→ **Given request**
Each line from the one that contains "Transcribe the text in this document." to the end of the material must be set down exactly, and no line before it.

→ **Records for this task**

————

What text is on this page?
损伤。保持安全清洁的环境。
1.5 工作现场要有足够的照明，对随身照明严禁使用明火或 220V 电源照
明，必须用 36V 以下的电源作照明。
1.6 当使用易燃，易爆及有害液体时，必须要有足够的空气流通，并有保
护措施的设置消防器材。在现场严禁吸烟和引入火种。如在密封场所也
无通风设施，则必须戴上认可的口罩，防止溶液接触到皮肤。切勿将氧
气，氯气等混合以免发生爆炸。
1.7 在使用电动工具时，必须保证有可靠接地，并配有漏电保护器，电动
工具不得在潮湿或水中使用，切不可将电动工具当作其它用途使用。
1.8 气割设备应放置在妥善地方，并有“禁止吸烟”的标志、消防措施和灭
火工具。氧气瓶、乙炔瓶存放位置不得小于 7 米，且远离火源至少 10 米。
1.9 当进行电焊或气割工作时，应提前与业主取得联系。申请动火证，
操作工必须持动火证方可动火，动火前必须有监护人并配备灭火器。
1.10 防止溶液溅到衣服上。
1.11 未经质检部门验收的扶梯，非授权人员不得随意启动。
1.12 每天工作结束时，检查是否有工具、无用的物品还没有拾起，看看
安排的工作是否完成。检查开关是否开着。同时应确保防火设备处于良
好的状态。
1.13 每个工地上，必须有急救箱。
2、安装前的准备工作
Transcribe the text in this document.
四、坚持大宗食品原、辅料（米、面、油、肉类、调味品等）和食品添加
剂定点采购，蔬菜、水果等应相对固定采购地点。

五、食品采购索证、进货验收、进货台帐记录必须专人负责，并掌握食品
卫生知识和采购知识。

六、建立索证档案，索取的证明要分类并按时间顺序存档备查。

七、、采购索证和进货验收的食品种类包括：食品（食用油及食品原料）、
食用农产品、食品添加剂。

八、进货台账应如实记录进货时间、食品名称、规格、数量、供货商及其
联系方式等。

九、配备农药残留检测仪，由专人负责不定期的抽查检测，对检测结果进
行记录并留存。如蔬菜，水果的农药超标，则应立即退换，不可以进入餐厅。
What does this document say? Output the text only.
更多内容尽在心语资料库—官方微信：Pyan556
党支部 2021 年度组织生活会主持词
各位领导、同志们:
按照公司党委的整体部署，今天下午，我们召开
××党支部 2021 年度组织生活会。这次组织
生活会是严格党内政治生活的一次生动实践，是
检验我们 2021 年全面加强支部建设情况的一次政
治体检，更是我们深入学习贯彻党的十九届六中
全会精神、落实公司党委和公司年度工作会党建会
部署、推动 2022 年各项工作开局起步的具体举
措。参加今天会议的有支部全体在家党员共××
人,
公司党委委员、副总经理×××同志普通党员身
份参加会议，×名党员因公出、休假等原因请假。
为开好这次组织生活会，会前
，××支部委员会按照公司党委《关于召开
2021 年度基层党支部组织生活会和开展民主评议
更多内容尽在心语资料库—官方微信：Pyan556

————

→ **Written solution**
Transcribe the text in this document.
四、坚持大宗食品原、辅料（米、面、油、肉类、调味品等）和食品添加
剂定点采购，蔬菜、水果等应相对固定采购地点。

五、食品采购索证、进货验收、进货台帐记录必须专人负责，并掌握食品
卫生知识和采购知识。

六、建立索证档案，索取的证明要分类并按时间顺序存档备查。

七、、采购索证和进货验收的食品种类包括：食品（食用油及食品原料）、
食用农产品、食品添加剂。

八、进货台账应如实记录进货时间、食品名称、规格、数量、供货商及其
联系方式等。

九、配备农药残留检测仪，由专人负责不定期的抽查检测，对检测结果进
行记录并留存。如蔬菜，水果的农药超标，则应立即退换，不可以进入餐厅。
What does this document say? Output the text only.
更多内容尽在心语资料库—官方微信：Pyan556
党支部 2021 年度组织生活会主持词
各位领导、同志们:
按照公司党委的整体部署，今天下午，我们召开
××党支部 2021 年度组织生活会。这次组织
生活会是严格党内政治生活的一次生动实践，是
检验我们 2021 年全面加强支部建设情况的一次政
治体检，更是我们深入学习贯彻党的十九届六中
全会精神、落实公司党委和公司年度工作会党建会
部署、推动 2022 年各项工作开局起步的具体举
措。参加今天会议的有支部全体在家党员共××
人,
公司党委委员、副总经理×××同志普通党员身
份参加会议，×名党员因公出、休假等原因请假。
为开好这次组织生活会，会前
，××支部委员会按照公司党委《关于召开
2021 年度基层党支部组织生活会和开展民主评议
更多内容尽在心语资料库—官方微信：Pyan556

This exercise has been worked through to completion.